(REQUIREMENTS) Locate and copy each line in the data that contains the word "الخطيب".

(INPUT DATA)

● ● ●

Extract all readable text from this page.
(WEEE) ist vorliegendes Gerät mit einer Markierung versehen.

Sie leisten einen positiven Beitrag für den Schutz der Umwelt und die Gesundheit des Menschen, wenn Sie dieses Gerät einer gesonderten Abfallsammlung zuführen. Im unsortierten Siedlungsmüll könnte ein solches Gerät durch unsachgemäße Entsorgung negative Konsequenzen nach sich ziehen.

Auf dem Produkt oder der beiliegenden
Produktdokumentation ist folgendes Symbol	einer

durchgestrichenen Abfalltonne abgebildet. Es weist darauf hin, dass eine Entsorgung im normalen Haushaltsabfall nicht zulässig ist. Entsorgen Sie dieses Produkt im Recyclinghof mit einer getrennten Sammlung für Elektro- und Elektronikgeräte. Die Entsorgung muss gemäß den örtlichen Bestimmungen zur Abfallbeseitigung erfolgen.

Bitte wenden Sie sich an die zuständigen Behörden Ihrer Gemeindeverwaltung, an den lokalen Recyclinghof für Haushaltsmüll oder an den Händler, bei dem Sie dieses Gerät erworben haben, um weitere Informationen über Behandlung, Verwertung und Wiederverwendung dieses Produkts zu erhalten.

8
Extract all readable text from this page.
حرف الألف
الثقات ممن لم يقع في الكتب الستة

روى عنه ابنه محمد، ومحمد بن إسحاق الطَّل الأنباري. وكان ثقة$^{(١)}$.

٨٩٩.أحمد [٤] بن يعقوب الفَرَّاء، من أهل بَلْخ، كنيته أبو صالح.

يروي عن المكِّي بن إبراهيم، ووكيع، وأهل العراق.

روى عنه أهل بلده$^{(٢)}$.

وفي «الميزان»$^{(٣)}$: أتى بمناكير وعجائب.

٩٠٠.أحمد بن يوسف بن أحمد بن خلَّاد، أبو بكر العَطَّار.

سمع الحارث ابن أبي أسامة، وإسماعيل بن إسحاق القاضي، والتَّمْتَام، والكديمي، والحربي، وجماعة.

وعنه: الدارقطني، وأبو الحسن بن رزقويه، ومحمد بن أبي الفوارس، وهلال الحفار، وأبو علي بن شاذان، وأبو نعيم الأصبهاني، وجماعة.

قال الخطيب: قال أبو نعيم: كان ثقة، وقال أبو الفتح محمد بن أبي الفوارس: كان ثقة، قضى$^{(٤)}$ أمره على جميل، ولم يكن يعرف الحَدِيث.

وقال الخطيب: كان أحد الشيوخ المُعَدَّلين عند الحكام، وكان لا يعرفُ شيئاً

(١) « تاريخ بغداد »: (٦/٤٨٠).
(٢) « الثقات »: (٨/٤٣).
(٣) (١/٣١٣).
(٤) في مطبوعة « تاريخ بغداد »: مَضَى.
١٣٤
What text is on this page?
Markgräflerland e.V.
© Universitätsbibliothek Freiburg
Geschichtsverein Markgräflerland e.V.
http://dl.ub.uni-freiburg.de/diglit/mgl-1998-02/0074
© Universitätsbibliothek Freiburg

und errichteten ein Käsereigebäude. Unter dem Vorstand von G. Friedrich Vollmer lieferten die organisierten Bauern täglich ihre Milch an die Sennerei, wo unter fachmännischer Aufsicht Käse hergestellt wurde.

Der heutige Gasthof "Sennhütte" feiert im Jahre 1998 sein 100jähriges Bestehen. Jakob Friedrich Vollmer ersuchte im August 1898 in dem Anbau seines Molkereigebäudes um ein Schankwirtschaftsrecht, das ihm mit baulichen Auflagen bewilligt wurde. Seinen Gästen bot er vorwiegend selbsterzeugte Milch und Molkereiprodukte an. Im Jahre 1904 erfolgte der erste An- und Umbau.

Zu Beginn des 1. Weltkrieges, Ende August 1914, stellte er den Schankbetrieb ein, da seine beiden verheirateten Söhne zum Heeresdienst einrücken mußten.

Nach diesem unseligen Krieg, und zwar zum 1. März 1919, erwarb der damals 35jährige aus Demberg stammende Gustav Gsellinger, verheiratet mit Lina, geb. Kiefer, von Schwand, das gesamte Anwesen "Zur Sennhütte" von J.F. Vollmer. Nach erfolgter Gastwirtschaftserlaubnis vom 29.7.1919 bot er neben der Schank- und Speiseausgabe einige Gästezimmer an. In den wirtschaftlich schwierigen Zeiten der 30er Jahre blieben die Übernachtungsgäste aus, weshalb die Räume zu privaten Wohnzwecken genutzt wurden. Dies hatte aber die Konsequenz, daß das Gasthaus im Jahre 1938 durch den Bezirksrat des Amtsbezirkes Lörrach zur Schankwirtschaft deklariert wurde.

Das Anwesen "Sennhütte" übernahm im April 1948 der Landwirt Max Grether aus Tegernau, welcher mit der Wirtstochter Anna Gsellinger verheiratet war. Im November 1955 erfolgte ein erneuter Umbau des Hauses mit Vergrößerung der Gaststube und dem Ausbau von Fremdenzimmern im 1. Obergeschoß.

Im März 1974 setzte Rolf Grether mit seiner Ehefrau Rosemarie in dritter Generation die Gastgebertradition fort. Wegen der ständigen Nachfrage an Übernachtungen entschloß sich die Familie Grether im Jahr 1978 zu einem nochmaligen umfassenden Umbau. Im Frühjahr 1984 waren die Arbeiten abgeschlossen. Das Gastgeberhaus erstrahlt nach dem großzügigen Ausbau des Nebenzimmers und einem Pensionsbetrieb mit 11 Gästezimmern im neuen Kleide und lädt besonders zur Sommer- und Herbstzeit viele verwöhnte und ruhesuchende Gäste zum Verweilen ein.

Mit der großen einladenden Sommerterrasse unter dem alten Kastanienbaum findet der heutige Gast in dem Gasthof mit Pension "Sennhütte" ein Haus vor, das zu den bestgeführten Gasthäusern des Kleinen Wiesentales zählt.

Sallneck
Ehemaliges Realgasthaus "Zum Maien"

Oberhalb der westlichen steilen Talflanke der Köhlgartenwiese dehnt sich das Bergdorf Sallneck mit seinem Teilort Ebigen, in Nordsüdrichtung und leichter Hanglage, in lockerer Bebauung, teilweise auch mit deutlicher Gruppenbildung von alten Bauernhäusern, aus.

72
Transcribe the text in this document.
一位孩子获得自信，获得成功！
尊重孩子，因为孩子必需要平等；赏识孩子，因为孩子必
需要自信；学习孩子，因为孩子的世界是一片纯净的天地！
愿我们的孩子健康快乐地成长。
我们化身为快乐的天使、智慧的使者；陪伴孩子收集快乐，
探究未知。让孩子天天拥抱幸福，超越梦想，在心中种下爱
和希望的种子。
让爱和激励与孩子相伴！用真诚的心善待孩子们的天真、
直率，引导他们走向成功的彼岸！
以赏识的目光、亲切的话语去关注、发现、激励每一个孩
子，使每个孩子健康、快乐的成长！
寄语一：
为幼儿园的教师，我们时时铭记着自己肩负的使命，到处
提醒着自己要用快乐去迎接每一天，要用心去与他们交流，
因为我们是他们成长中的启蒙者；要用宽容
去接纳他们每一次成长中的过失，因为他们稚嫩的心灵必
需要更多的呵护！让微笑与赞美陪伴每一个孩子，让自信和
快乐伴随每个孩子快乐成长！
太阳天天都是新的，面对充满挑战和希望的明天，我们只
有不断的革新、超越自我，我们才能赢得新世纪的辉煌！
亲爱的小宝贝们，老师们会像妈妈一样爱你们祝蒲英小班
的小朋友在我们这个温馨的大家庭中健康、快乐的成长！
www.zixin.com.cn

● ● ●

(OUTPUT OF THE TASK)
قال الخطيب: قال أبو نعيم: كان ثقة، وقال أبو الفتح محمد بن أبي الفوارس: كان ثقة، قضى$^{(٤)}$ أمره على جميل، ولم يكن يعرف الحَدِيث.
وقال الخطيب: كان أحد الشيوخ المُعَدَّلين عند الحكام، وكان لا يعرفُ شيئاً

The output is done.